Short exercise: Copy each line of the data below exactly, leaving out pictures.

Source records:
========================================================================

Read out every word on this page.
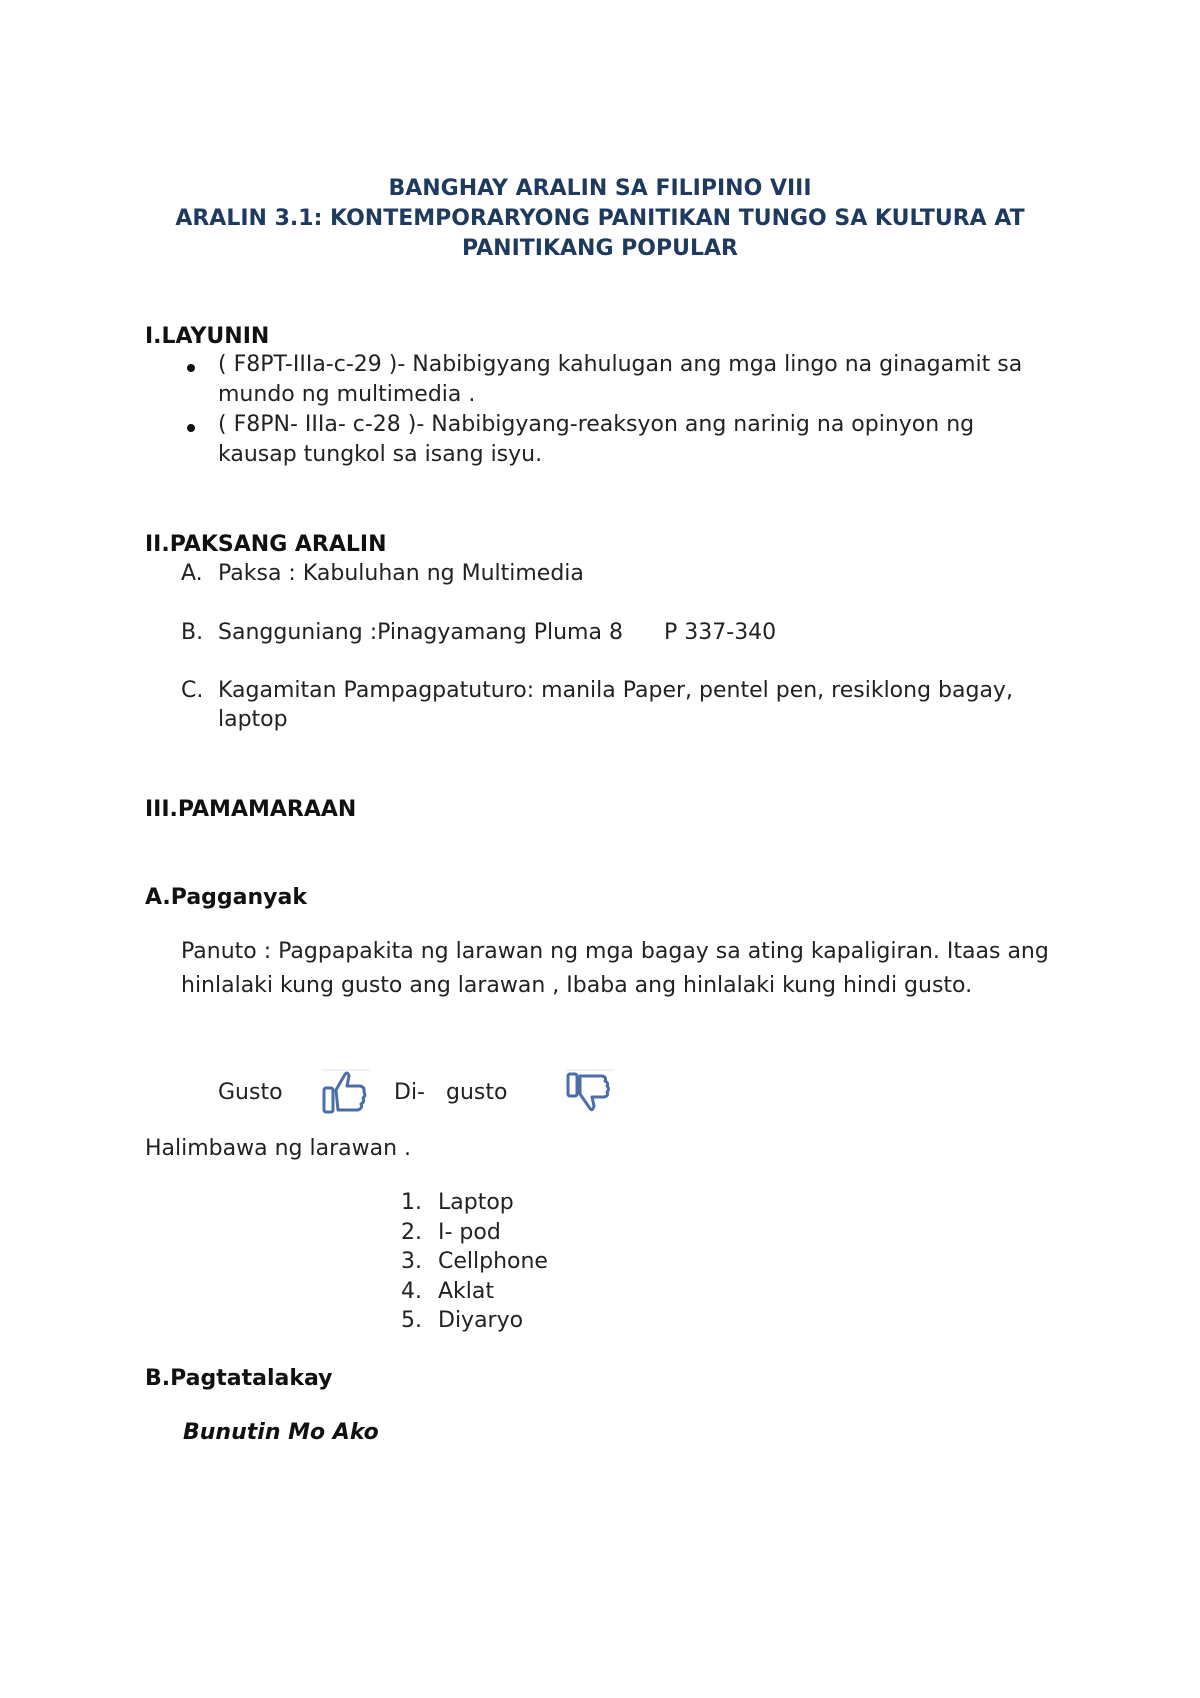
BANGHAY ARALIN SA FILIPINO VIII
ARALIN 3.1: KONTEMPORARYONG PANITIKAN TUNGO SA KULTURA AT
PANITIKANG POPULAR
I.LAYUNIN
( F8PT-IIIa-c-29 )- Nabibigyang kahulugan ang mga lingo na ginagamit sa
mundo ng multimedia .
( F8PN- IIIa- c-28 )- Nabibigyang-reaksyon ang narinig na opinyon ng
kausap tungkol sa isang isyu.
II.PAKSANG ARALIN
A. Paksa : Kabuluhan ng Multimedia
B. Sangguniang :Pinagyamang Pluma 8 P 337-340
C. Kagamitan Pampagpatuturo: manila Paper, pentel pen, resiklong bagay,
laptop
III.PAMAMARAAN
A.Pagganyak
Panuto : Pagpapakita ng larawan ng mga bagay sa ating kapaligiran. Itaas ang
hinlalaki kung gusto ang larawan , Ibaba ang hinlalaki kung hindi gusto.
Gusto	Di- gusto
Halimbawa ng larawan .
1. Laptop
2. I- pod
3. Cellphone
4. Aklat
5. Diyaryo
B.Pagtatalakay
Bunutin Mo Ako
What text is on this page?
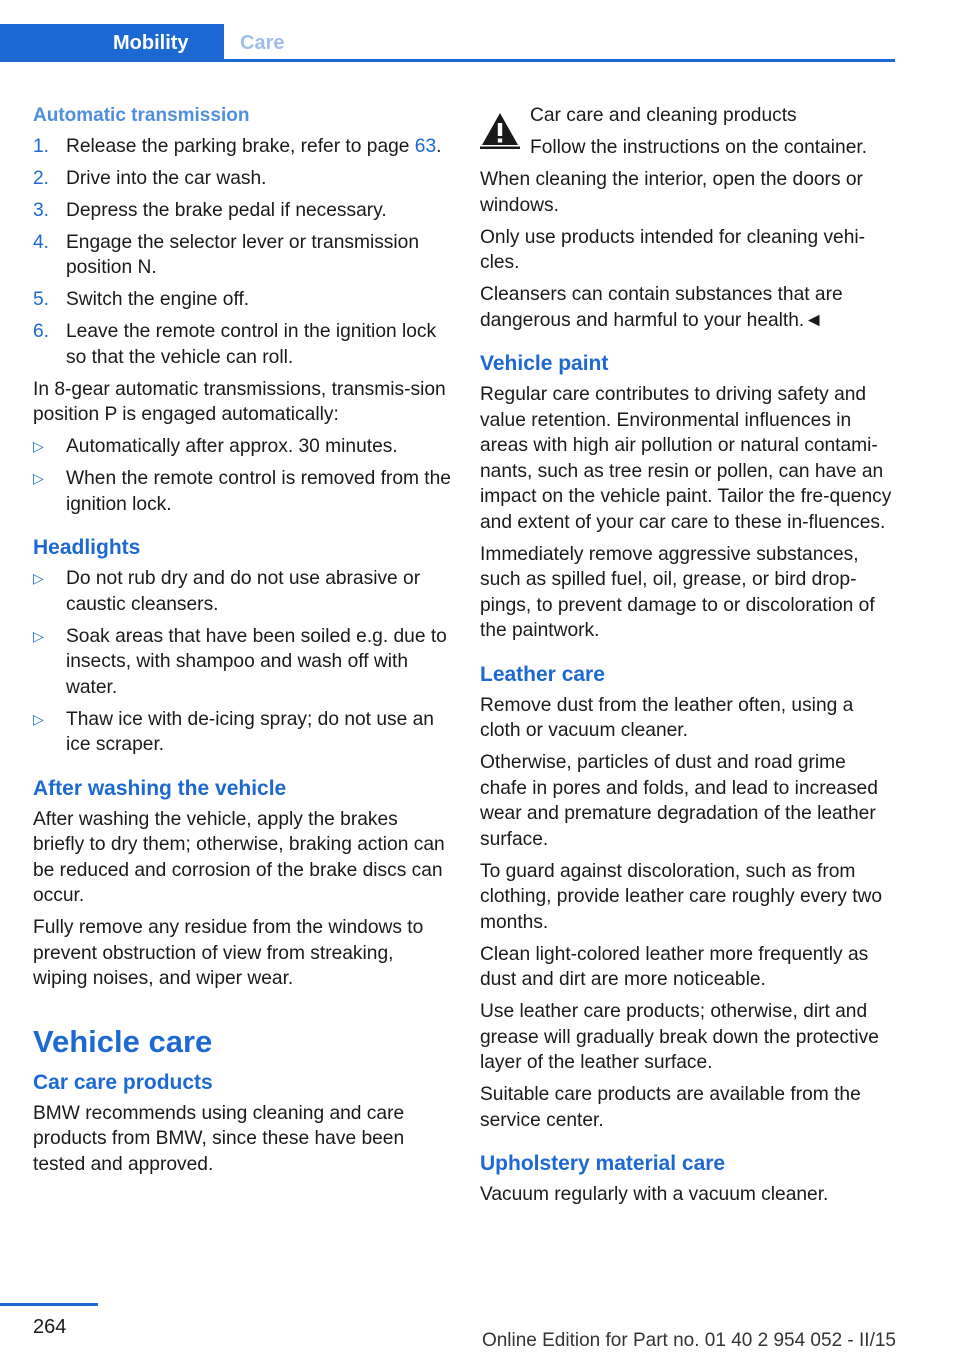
Mobility	Care
Automatic transmission
1. Release the parking brake, refer to page 63.
2. Drive into the car wash.
3. Depress the brake pedal if necessary.
4. Engage the selector lever or transmission position N.
5. Switch the engine off.
6. Leave the remote control in the ignition lock so that the vehicle can roll.

In 8-gear automatic transmissions, transmis‐sion position P is engaged automatically:

▷ Automatically after approx. 30 minutes.
▷ When the remote control is removed from the ignition lock.
Headlights
▷ Do not rub dry and do not use abrasive or caustic cleansers.
▷ Soak areas that have been soiled e.g. due to insects, with shampoo and wash off with water.
▷ Thaw ice with de-icing spray; do not use an ice scraper.
After washing the vehicle

After washing the vehicle, apply the brakes briefly to dry them; otherwise, braking action can be reduced and corrosion of the brake discs can occur.

Fully remove any residue from the windows to prevent obstruction of view from streaking, wiping noises, and wiper wear.

Vehicle care
Car care products

BMW recommends using cleaning and care products from BMW, since these have been tested and approved.

Car care and cleaning products

Follow the instructions on the container.

When cleaning the interior, open the doors or windows.

Only use products intended for cleaning vehi‐cles.

Cleansers can contain substances that are dangerous and harmful to your health.◄

Vehicle paint

Regular care contributes to driving safety and value retention. Environmental influences in areas with high air pollution or natural contami‐nants, such as tree resin or pollen, can have an impact on the vehicle paint. Tailor the fre‐quency and extent of your car care to these in‐fluences.

Immediately remove aggressive substances, such as spilled fuel, oil, grease, or bird drop‐pings, to prevent damage to or discoloration of the paintwork.

Leather care

Remove dust from the leather often, using a cloth or vacuum cleaner.

Otherwise, particles of dust and road grime chafe in pores and folds, and lead to increased wear and premature degradation of the leather surface.

To guard against discoloration, such as from clothing, provide leather care roughly every two months.

Clean light-colored leather more frequently as dust and dirt are more noticeable.

Use leather care products; otherwise, dirt and grease will gradually break down the protective layer of the leather surface.

Suitable care products are available from the service center.

Upholstery material care

Vacuum regularly with a vacuum cleaner.

264
Online Edition for Part no. 01 40 2 954 052 - II/15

========================================================================

Solution to this task:
Read out every word on this page.
BANGHAY ARALIN SA FILIPINO VIII
ARALIN 3.1: KONTEMPORARYONG PANITIKAN TUNGO SA KULTURA AT
PANITIKANG POPULAR
I.LAYUNIN
( F8PT-IIIa-c-29 )- Nabibigyang kahulugan ang mga lingo na ginagamit sa
mundo ng multimedia .
( F8PN- IIIa- c-28 )- Nabibigyang-reaksyon ang narinig na opinyon ng
kausap tungkol sa isang isyu.
II.PAKSANG ARALIN
A. Paksa : Kabuluhan ng Multimedia
B. Sangguniang :Pinagyamang Pluma 8 P 337-340
C. Kagamitan Pampagpatuturo: manila Paper, pentel pen, resiklong bagay,
laptop
III.PAMAMARAAN
A.Pagganyak
Panuto : Pagpapakita ng larawan ng mga bagay sa ating kapaligiran. Itaas ang
hinlalaki kung gusto ang larawan , Ibaba ang hinlalaki kung hindi gusto.
Gusto	Di- gusto
Halimbawa ng larawan .
1. Laptop
2. I- pod
3. Cellphone
4. Aklat
5. Diyaryo
B.Pagtatalakay
Bunutin Mo Ako
What text is on this page?
Mobility	Care
Automatic transmission
1. Release the parking brake, refer to page 63.
2. Drive into the car wash.
3. Depress the brake pedal if necessary.
4. Engage the selector lever or transmission position N.
5. Switch the engine off.
6. Leave the remote control in the ignition lock so that the vehicle can roll.

In 8-gear automatic transmissions, transmis‐sion position P is engaged automatically:

▷ Automatically after approx. 30 minutes.
▷ When the remote control is removed from the ignition lock.
Headlights
▷ Do not rub dry and do not use abrasive or caustic cleansers.
▷ Soak areas that have been soiled e.g. due to insects, with shampoo and wash off with water.
▷ Thaw ice with de-icing spray; do not use an ice scraper.
After washing the vehicle

After washing the vehicle, apply the brakes briefly to dry them; otherwise, braking action can be reduced and corrosion of the brake discs can occur.

Fully remove any residue from the windows to prevent obstruction of view from streaking, wiping noises, and wiper wear.

Vehicle care
Car care products

BMW recommends using cleaning and care products from BMW, since these have been tested and approved.

Car care and cleaning products

Follow the instructions on the container.

When cleaning the interior, open the doors or windows.

Only use products intended for cleaning vehi‐cles.

Cleansers can contain substances that are dangerous and harmful to your health.◄

Vehicle paint

Regular care contributes to driving safety and value retention. Environmental influences in areas with high air pollution or natural contami‐nants, such as tree resin or pollen, can have an impact on the vehicle paint. Tailor the fre‐quency and extent of your car care to these in‐fluences.

Immediately remove aggressive substances, such as spilled fuel, oil, grease, or bird drop‐pings, to prevent damage to or discoloration of the paintwork.

Leather care

Remove dust from the leather often, using a cloth or vacuum cleaner.

Otherwise, particles of dust and road grime chafe in pores and folds, and lead to increased wear and premature degradation of the leather surface.

To guard against discoloration, such as from clothing, provide leather care roughly every two months.

Clean light-colored leather more frequently as dust and dirt are more noticeable.

Use leather care products; otherwise, dirt and grease will gradually break down the protective layer of the leather surface.

Suitable care products are available from the service center.

Upholstery material care

Vacuum regularly with a vacuum cleaner.

264
Online Edition for Part no. 01 40 2 954 052 - II/15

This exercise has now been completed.